Task to carry out -> Among these lines, how many include "title"? Answer only with the number.

** begin Rows **

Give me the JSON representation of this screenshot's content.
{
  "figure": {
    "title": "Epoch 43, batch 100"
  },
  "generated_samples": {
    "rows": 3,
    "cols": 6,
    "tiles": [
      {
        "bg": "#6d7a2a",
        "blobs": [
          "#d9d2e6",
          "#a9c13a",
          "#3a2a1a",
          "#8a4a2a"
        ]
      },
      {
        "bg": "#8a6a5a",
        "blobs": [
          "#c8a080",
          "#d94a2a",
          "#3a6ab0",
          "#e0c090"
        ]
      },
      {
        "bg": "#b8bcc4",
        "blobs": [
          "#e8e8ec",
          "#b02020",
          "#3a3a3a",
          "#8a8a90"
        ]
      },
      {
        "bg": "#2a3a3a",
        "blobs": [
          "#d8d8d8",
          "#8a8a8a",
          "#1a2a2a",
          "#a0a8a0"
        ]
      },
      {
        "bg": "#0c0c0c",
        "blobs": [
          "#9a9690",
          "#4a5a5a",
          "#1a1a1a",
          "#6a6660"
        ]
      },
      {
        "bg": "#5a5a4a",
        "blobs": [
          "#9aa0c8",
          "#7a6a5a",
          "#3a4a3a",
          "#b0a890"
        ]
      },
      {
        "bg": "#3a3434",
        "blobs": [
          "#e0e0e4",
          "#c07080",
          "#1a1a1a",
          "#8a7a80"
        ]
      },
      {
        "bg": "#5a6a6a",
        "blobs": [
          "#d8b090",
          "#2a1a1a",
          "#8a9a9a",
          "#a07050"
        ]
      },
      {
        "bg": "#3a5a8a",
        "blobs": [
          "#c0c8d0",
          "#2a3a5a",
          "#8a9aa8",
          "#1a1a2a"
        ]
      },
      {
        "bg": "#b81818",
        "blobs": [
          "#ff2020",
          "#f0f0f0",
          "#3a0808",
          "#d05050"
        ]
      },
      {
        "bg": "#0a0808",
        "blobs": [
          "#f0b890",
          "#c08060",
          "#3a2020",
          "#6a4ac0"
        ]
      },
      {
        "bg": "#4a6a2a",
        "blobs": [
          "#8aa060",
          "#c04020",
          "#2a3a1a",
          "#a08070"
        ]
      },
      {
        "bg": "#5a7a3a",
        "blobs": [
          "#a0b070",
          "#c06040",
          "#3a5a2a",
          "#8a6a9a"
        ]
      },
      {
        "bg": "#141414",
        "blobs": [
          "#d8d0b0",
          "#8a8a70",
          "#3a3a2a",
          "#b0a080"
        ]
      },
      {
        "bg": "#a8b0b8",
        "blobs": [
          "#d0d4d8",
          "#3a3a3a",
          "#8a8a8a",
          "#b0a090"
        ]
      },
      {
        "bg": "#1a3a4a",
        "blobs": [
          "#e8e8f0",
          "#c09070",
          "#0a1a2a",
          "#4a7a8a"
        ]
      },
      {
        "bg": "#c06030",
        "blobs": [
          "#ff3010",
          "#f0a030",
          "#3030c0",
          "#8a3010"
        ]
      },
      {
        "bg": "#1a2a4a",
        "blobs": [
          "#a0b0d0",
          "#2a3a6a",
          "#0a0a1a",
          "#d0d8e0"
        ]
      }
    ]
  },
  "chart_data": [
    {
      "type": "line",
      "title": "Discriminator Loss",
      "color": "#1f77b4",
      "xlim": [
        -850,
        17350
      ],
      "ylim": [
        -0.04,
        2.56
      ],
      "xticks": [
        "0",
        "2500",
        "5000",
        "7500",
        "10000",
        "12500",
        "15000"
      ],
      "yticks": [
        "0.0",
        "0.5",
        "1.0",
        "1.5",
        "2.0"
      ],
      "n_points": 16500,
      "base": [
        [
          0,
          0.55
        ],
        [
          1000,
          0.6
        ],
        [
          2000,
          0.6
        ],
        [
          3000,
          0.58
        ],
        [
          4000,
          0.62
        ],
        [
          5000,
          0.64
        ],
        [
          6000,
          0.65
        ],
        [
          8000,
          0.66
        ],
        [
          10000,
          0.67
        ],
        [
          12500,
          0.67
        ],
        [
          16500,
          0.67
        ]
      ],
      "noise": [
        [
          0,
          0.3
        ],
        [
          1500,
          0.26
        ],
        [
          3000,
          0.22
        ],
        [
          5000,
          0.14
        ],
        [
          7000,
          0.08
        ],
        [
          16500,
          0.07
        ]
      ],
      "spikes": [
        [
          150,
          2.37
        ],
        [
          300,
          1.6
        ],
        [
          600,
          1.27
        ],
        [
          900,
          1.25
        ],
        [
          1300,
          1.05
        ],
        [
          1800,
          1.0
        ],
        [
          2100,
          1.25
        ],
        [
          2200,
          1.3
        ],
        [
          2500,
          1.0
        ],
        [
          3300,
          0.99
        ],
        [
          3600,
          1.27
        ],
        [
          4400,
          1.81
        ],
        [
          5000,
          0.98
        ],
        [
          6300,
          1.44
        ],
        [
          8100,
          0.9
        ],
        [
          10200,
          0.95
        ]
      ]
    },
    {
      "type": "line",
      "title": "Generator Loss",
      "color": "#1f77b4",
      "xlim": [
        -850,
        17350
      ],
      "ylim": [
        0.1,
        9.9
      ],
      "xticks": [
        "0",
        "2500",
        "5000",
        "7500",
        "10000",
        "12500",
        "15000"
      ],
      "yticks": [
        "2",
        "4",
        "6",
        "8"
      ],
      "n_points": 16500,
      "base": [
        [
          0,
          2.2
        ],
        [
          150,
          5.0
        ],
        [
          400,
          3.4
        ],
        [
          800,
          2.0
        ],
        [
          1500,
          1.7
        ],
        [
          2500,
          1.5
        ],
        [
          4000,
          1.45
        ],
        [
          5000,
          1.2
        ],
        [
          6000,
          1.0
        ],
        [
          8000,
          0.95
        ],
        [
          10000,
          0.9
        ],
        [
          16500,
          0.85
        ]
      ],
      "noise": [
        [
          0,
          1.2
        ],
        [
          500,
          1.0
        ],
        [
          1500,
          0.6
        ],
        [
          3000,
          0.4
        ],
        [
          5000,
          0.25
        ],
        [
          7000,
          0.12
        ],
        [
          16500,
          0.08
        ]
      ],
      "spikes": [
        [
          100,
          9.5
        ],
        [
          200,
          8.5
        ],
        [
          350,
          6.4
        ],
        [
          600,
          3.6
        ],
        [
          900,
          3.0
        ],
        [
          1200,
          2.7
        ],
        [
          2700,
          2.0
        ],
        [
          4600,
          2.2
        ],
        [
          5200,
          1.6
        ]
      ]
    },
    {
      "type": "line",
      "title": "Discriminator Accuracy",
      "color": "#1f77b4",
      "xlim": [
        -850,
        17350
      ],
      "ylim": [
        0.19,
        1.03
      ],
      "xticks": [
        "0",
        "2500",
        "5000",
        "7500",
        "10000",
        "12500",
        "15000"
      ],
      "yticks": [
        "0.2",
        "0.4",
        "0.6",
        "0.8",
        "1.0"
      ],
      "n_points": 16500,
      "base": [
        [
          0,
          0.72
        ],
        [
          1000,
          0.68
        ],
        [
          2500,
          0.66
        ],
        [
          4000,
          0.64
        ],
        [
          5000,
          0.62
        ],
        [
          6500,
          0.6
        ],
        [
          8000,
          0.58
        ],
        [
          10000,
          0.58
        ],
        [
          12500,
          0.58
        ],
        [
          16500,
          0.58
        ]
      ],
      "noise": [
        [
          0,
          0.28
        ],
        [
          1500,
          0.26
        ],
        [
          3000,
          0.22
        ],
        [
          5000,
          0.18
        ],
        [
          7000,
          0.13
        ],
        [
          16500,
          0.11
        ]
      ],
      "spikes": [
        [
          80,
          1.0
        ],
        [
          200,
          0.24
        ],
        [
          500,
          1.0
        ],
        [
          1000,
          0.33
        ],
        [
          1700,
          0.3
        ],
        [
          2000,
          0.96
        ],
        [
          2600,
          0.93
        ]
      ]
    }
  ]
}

** end Rows **

Result -> 4